Does God get angry? We know he does—everyone has heard about
the wrath of God—but, you know, I think it’s fair to say that a lot of people don’t see what God has to be angry about. When they read scriptures about the wrath of God, they shiver a little, but they really don’t understand. They either think of God as an irascible tyrant, or they just don’t believe he is really all that angry.
Between the movies The Ten Commandments and Prince of Egypt, everyone knows how the death of the firstborn in Egypt was the means God used to finally force Pharaoh to let the Israelites go. But someone asked me recently why God had to kill the firstborn of Egypt just to get the Israelites out of there? After all, he is God, isn’t he? Couldn’t he have found a better way to do that? The kids hadn’t done anything, had they? No, they hadn’t. And so it might be important to understand what actually happened—to understand what the basis of the anger of God might be. The movie-makers were troubled by it. It’s obvious by the way they tried, in their own way, to make sense of it—by having Pharaoh pronounce judgement upon himself…which really doesn’t match the Bible. So why don’t we try to understand what’s going on here.
7 And the children of Israel were fruitful, and increased abundantly, and multiplied, and grew exceedingly mighty; and the land was filled with them.
8 Now there arose up a new king over Egypt, who knew not Joseph.
9 And he said unto his people, Behold, the people of the children of Israel are more and mightier than we:
10 Come, let us deal wisely with them; lest they multiply, and it come to pass, that, when there come upon us any war, they join also unto our enemies, and fight against us, and so escape out of the land.
11 Therefore they did set over them taskmasters to afflict them with their burdens. And they built for Pharaoh treasure cities, Pithom and Raamses.

___

• Exercise tasks:
1. In the text on God's anger, which two movies are named?
2. Continue the text on God's anger from where it stops.

___

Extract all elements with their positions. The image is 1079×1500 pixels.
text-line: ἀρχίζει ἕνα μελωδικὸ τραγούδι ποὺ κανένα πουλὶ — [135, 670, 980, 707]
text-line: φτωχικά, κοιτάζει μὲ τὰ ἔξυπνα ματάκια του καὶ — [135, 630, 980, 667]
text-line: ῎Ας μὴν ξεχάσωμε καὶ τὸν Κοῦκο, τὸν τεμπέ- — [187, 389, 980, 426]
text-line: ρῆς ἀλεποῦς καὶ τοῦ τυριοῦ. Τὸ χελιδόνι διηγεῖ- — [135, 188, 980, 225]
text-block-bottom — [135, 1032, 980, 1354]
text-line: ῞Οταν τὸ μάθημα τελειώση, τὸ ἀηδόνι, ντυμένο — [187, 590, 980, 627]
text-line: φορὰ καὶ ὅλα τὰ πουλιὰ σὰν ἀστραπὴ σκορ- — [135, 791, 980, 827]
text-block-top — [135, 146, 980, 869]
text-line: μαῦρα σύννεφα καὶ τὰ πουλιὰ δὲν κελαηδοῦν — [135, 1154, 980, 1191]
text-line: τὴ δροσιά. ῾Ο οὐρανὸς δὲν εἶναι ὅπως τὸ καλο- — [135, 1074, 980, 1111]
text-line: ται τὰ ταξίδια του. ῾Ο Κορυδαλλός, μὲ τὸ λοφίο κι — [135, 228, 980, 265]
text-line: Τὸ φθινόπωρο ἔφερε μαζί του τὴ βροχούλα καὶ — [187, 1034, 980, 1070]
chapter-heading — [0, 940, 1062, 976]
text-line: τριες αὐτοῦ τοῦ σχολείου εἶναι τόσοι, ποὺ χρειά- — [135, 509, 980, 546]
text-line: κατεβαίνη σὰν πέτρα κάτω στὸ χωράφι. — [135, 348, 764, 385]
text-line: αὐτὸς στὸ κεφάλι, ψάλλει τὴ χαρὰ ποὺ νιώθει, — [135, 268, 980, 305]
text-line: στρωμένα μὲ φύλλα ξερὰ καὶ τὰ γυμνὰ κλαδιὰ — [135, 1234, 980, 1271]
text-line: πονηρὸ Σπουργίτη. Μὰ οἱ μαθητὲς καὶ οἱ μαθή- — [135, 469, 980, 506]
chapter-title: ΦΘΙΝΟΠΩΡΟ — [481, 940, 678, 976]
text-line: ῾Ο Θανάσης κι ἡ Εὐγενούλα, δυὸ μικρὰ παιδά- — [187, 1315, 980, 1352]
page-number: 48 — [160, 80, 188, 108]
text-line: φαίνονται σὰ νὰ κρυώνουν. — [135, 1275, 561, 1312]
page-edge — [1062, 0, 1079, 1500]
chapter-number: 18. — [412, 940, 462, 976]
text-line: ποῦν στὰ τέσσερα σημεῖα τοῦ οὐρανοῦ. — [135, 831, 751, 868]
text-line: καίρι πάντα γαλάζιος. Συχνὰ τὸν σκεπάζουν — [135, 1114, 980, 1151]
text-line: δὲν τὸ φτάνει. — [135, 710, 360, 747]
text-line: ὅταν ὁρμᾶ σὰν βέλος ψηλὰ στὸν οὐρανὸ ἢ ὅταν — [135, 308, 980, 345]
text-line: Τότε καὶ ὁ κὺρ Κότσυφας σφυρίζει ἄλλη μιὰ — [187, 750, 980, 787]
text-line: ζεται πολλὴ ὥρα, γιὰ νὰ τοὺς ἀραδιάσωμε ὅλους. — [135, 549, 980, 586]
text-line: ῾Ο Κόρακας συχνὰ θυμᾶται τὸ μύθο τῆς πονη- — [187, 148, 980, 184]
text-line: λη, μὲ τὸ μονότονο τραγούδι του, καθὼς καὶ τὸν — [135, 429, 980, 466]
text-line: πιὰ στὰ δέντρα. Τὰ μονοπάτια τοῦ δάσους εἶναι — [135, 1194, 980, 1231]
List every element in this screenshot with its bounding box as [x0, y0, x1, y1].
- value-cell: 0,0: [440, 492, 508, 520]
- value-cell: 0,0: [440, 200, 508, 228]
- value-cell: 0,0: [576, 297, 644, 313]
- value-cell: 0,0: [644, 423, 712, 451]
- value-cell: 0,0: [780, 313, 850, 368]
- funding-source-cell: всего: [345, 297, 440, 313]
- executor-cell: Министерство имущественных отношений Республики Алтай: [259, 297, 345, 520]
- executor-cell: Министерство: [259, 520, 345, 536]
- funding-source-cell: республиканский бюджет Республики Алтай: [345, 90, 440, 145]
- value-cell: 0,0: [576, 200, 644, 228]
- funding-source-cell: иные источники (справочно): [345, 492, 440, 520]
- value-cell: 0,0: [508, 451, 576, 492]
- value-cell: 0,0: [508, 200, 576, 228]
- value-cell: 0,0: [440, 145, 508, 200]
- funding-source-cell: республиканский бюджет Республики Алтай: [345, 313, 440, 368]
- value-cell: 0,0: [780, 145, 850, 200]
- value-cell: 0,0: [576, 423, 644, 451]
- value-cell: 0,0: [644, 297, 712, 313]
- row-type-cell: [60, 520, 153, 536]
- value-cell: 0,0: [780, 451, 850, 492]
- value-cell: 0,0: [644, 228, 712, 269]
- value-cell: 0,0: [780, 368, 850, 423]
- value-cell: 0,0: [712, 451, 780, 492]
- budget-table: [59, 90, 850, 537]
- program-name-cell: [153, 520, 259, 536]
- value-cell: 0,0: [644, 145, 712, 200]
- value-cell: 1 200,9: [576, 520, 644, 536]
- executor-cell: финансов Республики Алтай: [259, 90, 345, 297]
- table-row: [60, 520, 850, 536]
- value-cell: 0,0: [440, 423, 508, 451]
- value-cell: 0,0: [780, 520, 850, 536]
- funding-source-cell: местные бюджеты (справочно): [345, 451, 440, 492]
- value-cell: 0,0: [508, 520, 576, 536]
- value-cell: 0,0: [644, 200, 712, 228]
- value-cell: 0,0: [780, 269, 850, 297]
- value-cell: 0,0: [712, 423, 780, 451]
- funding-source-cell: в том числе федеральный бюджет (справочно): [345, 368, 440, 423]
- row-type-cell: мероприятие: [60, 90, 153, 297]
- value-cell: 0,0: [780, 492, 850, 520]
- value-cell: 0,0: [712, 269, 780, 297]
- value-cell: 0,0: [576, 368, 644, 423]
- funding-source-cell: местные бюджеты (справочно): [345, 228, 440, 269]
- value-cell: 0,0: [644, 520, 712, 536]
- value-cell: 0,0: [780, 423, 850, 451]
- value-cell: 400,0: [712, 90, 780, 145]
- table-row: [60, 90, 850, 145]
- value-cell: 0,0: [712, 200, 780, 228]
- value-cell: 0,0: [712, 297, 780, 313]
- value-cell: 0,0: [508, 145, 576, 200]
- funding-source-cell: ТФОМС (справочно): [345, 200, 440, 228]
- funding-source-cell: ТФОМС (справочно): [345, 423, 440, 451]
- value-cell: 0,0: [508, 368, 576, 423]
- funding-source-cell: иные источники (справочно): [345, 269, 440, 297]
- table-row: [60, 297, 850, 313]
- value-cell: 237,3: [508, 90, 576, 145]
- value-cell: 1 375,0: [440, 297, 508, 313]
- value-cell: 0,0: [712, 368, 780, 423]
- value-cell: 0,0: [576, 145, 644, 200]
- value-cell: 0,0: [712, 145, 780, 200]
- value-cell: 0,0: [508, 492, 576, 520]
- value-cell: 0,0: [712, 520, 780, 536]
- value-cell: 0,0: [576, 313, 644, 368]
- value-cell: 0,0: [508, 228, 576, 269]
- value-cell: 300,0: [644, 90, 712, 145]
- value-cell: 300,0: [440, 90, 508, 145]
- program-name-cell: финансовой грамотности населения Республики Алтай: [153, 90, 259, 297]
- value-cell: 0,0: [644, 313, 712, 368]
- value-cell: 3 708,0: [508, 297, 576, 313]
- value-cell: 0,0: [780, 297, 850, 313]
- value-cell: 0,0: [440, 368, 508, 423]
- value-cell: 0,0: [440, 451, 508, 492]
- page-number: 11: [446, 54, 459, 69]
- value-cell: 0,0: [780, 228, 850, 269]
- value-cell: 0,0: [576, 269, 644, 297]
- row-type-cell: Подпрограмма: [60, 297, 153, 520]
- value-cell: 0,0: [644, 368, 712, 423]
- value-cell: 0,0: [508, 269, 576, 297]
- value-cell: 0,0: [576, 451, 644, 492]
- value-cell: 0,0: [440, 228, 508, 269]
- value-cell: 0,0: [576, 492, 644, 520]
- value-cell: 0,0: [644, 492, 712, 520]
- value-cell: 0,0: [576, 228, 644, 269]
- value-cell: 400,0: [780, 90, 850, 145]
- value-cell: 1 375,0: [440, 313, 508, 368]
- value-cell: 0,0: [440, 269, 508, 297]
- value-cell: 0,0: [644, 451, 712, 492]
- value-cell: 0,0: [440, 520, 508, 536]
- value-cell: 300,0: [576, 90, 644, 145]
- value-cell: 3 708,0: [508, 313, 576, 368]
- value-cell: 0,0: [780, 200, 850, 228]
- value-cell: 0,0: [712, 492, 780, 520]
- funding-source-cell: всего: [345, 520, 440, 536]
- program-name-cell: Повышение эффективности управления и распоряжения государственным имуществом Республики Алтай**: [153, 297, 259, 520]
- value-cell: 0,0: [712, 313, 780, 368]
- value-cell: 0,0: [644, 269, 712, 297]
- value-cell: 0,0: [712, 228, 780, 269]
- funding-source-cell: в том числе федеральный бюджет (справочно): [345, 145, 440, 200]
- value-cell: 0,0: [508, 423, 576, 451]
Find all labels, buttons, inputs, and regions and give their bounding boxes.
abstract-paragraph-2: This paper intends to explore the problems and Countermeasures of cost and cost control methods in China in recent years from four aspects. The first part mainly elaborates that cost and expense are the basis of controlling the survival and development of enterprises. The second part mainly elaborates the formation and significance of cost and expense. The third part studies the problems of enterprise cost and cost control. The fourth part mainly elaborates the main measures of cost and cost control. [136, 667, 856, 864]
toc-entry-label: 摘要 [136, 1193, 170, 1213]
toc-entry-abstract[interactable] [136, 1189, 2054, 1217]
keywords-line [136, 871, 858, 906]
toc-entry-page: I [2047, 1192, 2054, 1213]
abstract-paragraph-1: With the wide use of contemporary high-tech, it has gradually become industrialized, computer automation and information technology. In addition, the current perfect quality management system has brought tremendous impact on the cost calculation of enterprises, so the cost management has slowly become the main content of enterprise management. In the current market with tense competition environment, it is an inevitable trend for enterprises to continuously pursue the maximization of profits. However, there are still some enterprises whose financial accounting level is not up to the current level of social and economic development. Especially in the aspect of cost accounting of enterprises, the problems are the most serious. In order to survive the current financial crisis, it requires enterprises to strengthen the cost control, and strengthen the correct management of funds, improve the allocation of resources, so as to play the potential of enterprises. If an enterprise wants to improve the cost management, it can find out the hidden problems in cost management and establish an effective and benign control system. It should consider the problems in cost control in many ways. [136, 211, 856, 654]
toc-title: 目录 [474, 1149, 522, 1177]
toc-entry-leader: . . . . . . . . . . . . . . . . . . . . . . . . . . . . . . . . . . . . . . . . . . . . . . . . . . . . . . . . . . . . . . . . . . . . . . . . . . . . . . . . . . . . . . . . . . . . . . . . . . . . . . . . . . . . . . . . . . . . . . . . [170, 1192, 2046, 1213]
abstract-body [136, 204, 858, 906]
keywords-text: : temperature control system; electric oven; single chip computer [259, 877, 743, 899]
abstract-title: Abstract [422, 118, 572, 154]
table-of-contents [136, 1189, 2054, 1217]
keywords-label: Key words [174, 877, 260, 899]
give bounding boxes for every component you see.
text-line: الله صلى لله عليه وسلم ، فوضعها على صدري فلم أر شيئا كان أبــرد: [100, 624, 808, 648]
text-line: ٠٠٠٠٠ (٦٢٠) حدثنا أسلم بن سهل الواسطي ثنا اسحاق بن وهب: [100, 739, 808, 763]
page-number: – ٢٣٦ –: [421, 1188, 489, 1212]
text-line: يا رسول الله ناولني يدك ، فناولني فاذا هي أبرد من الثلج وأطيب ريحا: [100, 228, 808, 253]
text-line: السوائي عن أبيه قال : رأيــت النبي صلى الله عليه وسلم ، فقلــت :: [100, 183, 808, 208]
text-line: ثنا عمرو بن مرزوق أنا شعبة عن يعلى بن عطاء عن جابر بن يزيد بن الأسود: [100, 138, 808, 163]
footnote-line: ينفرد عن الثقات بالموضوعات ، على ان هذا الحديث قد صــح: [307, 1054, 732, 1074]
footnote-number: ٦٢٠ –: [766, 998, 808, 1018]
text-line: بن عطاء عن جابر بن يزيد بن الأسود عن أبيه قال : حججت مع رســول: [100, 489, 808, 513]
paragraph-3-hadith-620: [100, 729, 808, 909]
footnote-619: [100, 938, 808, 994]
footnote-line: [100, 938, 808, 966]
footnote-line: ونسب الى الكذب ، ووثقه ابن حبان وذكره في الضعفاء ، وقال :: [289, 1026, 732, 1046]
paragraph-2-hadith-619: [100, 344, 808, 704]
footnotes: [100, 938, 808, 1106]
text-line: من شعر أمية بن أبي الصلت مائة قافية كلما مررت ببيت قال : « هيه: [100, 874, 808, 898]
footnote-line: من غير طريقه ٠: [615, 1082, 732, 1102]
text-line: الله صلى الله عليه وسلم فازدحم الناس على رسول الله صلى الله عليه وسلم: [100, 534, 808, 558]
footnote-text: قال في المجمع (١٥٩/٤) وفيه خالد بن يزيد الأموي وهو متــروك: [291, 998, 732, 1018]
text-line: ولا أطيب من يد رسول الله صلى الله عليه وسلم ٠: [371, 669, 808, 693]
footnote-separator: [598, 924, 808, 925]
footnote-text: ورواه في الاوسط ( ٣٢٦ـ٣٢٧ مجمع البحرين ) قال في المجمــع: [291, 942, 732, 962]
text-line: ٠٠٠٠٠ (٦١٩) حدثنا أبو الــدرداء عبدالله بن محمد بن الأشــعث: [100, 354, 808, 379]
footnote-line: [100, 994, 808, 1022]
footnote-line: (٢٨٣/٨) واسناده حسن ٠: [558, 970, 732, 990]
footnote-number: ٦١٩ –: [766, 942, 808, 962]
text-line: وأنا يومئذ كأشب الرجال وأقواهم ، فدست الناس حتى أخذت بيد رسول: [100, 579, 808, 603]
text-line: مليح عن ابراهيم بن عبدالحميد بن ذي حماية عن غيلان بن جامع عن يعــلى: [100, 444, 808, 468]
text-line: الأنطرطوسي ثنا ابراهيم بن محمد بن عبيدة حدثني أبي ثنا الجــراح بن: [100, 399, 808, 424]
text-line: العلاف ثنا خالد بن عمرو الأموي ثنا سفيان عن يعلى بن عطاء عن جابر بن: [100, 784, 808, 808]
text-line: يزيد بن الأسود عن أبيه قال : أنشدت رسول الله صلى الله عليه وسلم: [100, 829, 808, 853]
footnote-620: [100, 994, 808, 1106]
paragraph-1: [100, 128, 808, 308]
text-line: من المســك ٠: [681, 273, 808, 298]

___

• Task results:
1. The Ten Commandments and Prince of Egypt.

2.
12 But the more they afflicted them, the more they multiplied and grew. And they were grieved because of the children of Israel.
13 And the Egyptians made the children of Israel to serve with rigor:
14 And they made their lives bitter with hard bondage, in mortar, and in brick, and in all manner of service in the field: all their service, in which they made them serve, was with rigor.
For us, this is just so many words on paper. I am sorry, I lack the powers of description to impress upon your mind what this was like. To get a grip on it, read a book like Man’s Search for Meaning by Viktor Frankel. It is a description of the Nazi’s use of slave labor in WWII. And the Egyptians did not make the Israelites slaves for a few years, like the Nazis. They held them generation after generation. We live so well, even the poorest of us, that we cannot grasp the degradation and death that is inseparable from this kind of slavery. We have little idea of the dehumanizing effect of it, not only on the slaves, but also on the masters. It turns the slaves into animals and the masters into monsters. But as we continue in the Book of Exodus, we’ll see that the diminution of human life was about to become even worse.